Work instructions: Every line below that mentions the word "邓为工作室" should be copied out.

------------------------------------------------------------

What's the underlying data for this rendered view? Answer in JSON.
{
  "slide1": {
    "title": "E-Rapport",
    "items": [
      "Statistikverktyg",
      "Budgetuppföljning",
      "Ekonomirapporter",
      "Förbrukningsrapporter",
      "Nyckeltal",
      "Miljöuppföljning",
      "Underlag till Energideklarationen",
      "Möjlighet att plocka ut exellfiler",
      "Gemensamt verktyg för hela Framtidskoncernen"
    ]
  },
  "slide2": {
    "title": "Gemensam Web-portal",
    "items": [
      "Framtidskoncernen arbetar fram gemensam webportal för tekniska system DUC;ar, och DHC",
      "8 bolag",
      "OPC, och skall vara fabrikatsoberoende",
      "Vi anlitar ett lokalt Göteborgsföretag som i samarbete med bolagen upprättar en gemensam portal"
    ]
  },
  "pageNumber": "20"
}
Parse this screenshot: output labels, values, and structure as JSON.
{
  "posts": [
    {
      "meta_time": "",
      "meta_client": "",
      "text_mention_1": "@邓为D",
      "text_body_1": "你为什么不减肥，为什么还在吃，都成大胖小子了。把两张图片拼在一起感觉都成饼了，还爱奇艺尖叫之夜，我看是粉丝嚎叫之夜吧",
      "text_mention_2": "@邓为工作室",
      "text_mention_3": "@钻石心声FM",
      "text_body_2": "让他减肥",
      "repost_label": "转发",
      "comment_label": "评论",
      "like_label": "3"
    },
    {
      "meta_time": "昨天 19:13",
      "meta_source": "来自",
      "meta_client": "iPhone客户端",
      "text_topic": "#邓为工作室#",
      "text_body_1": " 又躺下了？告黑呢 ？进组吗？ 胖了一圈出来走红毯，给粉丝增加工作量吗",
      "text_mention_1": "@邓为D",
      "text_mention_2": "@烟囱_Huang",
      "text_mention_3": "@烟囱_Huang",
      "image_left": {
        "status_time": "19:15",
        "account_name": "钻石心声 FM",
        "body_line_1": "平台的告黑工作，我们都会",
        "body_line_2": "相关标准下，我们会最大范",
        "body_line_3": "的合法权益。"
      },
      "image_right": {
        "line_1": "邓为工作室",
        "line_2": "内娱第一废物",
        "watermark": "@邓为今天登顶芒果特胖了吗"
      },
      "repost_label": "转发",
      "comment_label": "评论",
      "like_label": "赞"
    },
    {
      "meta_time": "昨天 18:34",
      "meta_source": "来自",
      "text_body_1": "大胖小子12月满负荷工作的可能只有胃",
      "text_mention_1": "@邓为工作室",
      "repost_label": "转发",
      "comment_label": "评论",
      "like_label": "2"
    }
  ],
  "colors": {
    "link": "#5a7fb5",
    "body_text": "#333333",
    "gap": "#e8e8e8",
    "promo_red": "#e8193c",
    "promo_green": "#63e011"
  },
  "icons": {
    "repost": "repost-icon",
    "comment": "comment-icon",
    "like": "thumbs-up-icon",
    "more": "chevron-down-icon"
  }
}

------------------------------------------------------------

Exercise result:
      "text_mention_2": "@邓为工作室",
      "text_topic": "#邓为工作室#",
        "line_1": "邓为工作室",
      "text_mention_1": "@邓为工作室",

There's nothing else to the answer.